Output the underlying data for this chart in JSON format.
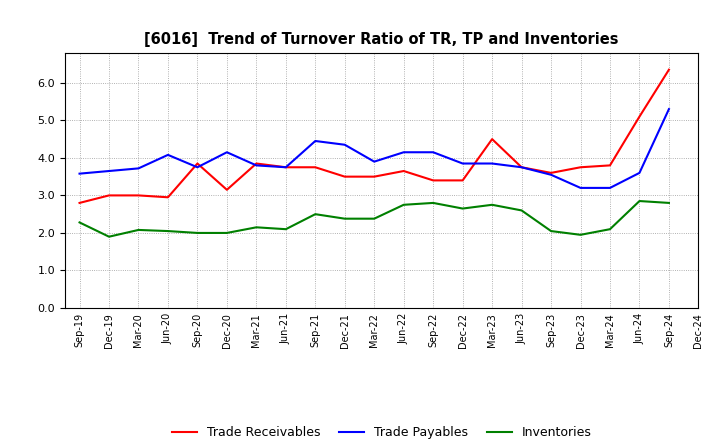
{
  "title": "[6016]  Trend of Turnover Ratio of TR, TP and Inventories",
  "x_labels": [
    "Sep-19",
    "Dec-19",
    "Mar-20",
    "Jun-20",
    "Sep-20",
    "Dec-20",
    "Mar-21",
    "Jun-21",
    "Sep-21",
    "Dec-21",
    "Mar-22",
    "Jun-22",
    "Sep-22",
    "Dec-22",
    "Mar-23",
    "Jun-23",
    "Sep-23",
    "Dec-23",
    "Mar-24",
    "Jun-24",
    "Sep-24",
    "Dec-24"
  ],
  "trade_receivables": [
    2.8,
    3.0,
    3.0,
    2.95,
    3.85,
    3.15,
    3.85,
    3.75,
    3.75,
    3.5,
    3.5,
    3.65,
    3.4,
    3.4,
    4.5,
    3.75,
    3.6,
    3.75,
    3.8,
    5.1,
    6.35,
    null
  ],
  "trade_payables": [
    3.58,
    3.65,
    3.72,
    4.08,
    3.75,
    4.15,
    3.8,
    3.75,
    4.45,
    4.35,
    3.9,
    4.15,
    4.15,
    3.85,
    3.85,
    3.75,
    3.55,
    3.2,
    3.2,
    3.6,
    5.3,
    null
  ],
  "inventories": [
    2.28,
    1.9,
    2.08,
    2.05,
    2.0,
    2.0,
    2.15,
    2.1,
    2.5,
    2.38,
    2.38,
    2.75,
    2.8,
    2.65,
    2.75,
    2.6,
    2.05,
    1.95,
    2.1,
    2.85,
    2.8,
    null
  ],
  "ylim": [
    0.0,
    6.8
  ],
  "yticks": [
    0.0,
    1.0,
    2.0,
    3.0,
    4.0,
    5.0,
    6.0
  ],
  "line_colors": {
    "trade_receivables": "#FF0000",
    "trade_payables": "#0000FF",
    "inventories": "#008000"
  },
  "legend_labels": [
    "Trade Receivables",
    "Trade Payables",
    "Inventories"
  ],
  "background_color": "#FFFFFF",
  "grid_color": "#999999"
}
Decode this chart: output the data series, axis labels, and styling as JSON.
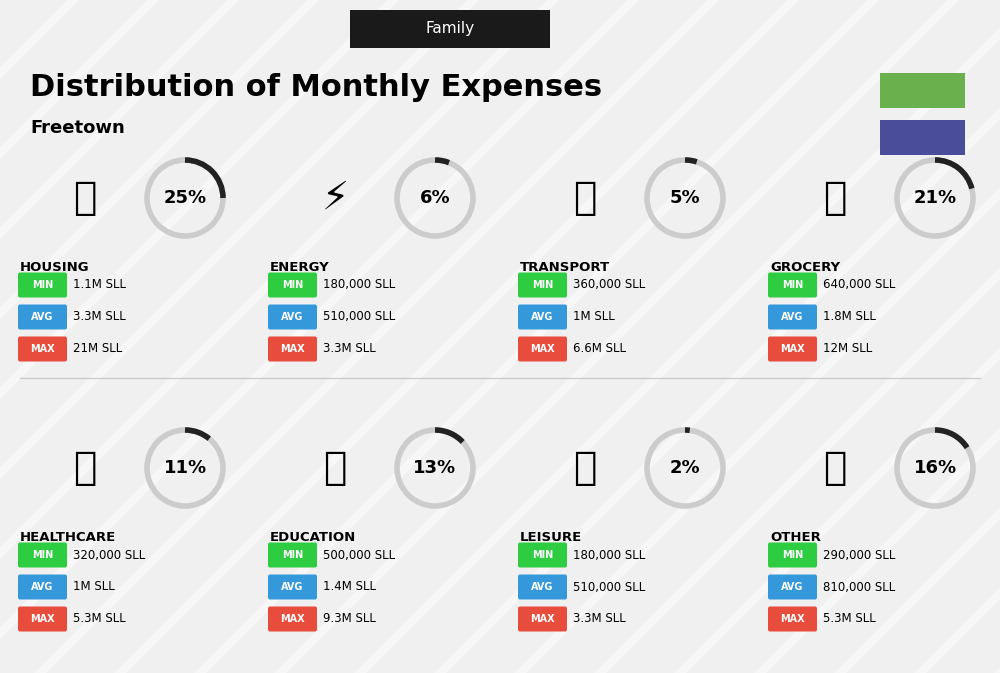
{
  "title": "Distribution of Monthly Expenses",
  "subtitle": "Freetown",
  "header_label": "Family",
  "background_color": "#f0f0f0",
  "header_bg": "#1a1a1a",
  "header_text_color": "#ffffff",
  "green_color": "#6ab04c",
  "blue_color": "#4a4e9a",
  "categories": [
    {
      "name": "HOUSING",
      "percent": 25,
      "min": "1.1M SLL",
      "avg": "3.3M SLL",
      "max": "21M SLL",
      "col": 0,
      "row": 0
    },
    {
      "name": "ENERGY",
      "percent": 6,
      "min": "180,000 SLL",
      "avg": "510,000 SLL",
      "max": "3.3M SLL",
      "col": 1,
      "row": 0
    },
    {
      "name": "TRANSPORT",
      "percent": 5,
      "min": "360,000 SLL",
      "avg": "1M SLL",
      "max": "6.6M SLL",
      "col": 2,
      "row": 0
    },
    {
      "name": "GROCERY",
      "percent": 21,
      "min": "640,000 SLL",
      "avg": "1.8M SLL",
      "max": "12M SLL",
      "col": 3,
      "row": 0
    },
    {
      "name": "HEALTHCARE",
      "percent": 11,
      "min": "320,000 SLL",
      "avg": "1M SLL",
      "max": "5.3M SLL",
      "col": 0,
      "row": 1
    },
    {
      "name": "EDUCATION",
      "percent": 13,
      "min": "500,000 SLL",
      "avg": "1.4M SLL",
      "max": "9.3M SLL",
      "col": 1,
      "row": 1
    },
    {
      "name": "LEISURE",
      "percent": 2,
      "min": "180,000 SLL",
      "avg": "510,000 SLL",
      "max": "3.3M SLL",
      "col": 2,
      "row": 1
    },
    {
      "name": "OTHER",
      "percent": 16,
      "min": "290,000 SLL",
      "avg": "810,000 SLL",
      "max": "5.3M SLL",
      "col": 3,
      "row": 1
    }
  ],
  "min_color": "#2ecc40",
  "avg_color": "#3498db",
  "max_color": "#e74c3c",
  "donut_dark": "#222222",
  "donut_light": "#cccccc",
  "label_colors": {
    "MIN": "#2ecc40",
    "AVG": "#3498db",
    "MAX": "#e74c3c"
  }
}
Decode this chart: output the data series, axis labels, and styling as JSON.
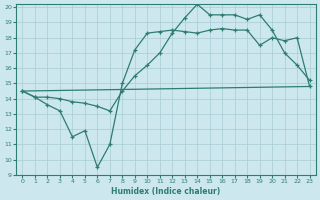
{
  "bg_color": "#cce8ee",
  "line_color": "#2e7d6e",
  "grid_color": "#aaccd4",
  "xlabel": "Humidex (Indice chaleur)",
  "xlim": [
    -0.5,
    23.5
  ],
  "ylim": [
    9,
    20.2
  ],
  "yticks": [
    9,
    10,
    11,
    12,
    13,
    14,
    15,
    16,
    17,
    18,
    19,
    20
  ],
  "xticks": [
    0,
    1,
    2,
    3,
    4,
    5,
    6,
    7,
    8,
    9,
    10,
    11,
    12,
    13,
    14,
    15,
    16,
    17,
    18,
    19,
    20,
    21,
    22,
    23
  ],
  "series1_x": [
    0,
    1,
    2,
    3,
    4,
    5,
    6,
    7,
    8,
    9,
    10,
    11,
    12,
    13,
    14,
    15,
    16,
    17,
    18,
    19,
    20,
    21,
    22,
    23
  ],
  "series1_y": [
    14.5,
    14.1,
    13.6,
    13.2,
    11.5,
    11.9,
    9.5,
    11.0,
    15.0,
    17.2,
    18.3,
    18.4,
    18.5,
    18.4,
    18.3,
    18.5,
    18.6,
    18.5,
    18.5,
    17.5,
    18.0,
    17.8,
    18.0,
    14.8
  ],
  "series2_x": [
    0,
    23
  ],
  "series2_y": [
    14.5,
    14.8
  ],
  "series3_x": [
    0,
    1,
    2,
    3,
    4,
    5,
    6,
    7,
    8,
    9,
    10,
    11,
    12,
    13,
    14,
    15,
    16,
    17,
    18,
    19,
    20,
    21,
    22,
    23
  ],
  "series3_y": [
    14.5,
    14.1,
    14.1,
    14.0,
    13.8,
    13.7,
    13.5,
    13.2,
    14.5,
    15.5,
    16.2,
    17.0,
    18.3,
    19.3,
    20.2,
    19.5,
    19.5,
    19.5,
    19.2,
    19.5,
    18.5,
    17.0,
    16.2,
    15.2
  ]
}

SHORT EXERCISE:
Where a line above holds the string "percent", show that line.

TASK SOLUTION:
      "percent": 25,
      "percent": 6,
      "percent": 5,
      "percent": 21,
      "percent": 11,
      "percent": 13,
      "percent": 2,
      "percent": 16,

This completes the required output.